Without including any images, repeat the data exactly.

####

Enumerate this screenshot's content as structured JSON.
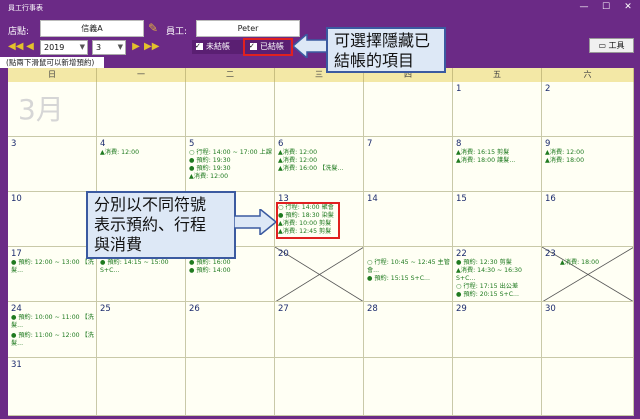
{
  "window": {
    "title": "員工行事表",
    "min": "—",
    "max": "☐",
    "close": "✕"
  },
  "toolbar": {
    "store_label": "店點:",
    "store_value": "信義A",
    "employee_label": "員工:",
    "employee_value": "Peter",
    "year": "2019",
    "month": "3",
    "unsettled_label": "未結帳",
    "settled_label": "已結帳",
    "tools_label": "工具",
    "hint": "(點兩下滑鼠可以新增預約)"
  },
  "calendar": {
    "month_title": "3月",
    "weekdays": [
      "日",
      "一",
      "二",
      "三",
      "四",
      "五",
      "六"
    ],
    "days": {
      "d1": "1",
      "d2": "2",
      "d3": "3",
      "d4": "4",
      "d5": "5",
      "d6": "6",
      "d7": "7",
      "d8": "8",
      "d9": "9",
      "d10": "10",
      "d13": "13",
      "d14": "14",
      "d15": "15",
      "d16": "16",
      "d17": "17",
      "d20": "20",
      "d22": "22",
      "d23": "23",
      "d24": "24",
      "d25": "25",
      "d26": "26",
      "d27": "27",
      "d28": "28",
      "d29": "29",
      "d30": "30",
      "d31": "31"
    },
    "events": {
      "e4a": "▲消費: 12:00",
      "e5a": "○ 行程: 14:00 ~ 17:00 上課",
      "e5b": "● 預約: 19:30",
      "e5c": "● 預約: 19:30",
      "e5d": "▲消費: 12:00",
      "e6a": "▲消費: 12:00",
      "e6b": "▲消費: 12:00",
      "e6c": "▲消費: 16:00 【洗髮...",
      "e8a": "▲消費: 16:15 剪髮",
      "e8b": "▲消費: 18:00 護髮...",
      "e9a": "▲消費: 12:00",
      "e9b": "▲消費: 18:00",
      "e13a": "○ 行程: 14:00 聚會",
      "e13b": "● 預約: 18:30 染髮",
      "e13c": "▲消費: 10:00 剪髮",
      "e13d": "▲消費: 12:45 剪髮",
      "e17a": "● 預約: 12:00 ~ 13:00 【洗",
      "e17b": "髮...",
      "e18a": "● 預約: 14:15 ~ 15:00",
      "e18b": "S+C...",
      "e19a": "● 預約: 16:00",
      "e19b": "● 預約: 14:00",
      "e21a": "○ 行程: 10:45 ~ 12:45 主管",
      "e21b": "會...",
      "e21c": "● 預約: 15:15 S+C...",
      "e22a": "● 預約: 12:30 剪髮",
      "e22b": "▲消費: 14:30 ~ 16:30",
      "e22c": "S+C...",
      "e22d": "○ 行程: 17:15 出公差",
      "e22e": "● 預約: 20:15 S+C...",
      "e23a": "▲消費: 18:00",
      "e24a": "● 預約: 10:00 ~ 11:00 【洗",
      "e24b": "髮...",
      "e24c": "● 預約: 11:00 ~ 12:00 【洗",
      "e24d": "髮..."
    }
  },
  "callouts": {
    "top_line1": "可選擇隱藏已",
    "top_line2": "結帳的項目",
    "mid_line1": "分別以不同符號",
    "mid_line2": "表示預約、行程",
    "mid_line3": "與消費"
  }
}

####

* _RESULT OF THE EXERCISE_:
Enumerate this screenshot's content as structured JSON.
{
  "window": {
    "title": "員工行事表",
    "min": "—",
    "max": "☐",
    "close": "✕"
  },
  "toolbar": {
    "store_label": "店點:",
    "store_value": "信義A",
    "employee_label": "員工:",
    "employee_value": "Peter",
    "year": "2019",
    "month": "3",
    "unsettled_label": "未結帳",
    "settled_label": "已結帳",
    "tools_label": "工具",
    "hint": "(點兩下滑鼠可以新增預約)"
  },
  "calendar": {
    "month_title": "3月",
    "weekdays": [
      "日",
      "一",
      "二",
      "三",
      "四",
      "五",
      "六"
    ],
    "days": {
      "d1": "1",
      "d2": "2",
      "d3": "3",
      "d4": "4",
      "d5": "5",
      "d6": "6",
      "d7": "7",
      "d8": "8",
      "d9": "9",
      "d10": "10",
      "d13": "13",
      "d14": "14",
      "d15": "15",
      "d16": "16",
      "d17": "17",
      "d20": "20",
      "d22": "22",
      "d23": "23",
      "d24": "24",
      "d25": "25",
      "d26": "26",
      "d27": "27",
      "d28": "28",
      "d29": "29",
      "d30": "30",
      "d31": "31"
    },
    "events": {
      "e4a": "▲消費: 12:00",
      "e5a": "○ 行程: 14:00 ~ 17:00 上課",
      "e5b": "● 預約: 19:30",
      "e5c": "● 預約: 19:30",
      "e5d": "▲消費: 12:00",
      "e6a": "▲消費: 12:00",
      "e6b": "▲消費: 12:00",
      "e6c": "▲消費: 16:00 【洗髮...",
      "e8a": "▲消費: 16:15 剪髮",
      "e8b": "▲消費: 18:00 護髮...",
      "e9a": "▲消費: 12:00",
      "e9b": "▲消費: 18:00",
      "e13a": "○ 行程: 14:00 聚會",
      "e13b": "● 預約: 18:30 染髮",
      "e13c": "▲消費: 10:00 剪髮",
      "e13d": "▲消費: 12:45 剪髮",
      "e17a": "● 預約: 12:00 ~ 13:00 【洗",
      "e17b": "髮...",
      "e18a": "● 預約: 14:15 ~ 15:00",
      "e18b": "S+C...",
      "e19a": "● 預約: 16:00",
      "e19b": "● 預約: 14:00",
      "e21a": "○ 行程: 10:45 ~ 12:45 主管",
      "e21b": "會...",
      "e21c": "● 預約: 15:15 S+C...",
      "e22a": "● 預約: 12:30 剪髮",
      "e22b": "▲消費: 14:30 ~ 16:30",
      "e22c": "S+C...",
      "e22d": "○ 行程: 17:15 出公差",
      "e22e": "● 預約: 20:15 S+C...",
      "e23a": "▲消費: 18:00",
      "e24a": "● 預約: 10:00 ~ 11:00 【洗",
      "e24b": "髮...",
      "e24c": "● 預約: 11:00 ~ 12:00 【洗",
      "e24d": "髮..."
    }
  },
  "callouts": {
    "top_line1": "可選擇隱藏已",
    "top_line2": "結帳的項目",
    "mid_line1": "分別以不同符號",
    "mid_line2": "表示預約、行程",
    "mid_line3": "與消費"
  }
}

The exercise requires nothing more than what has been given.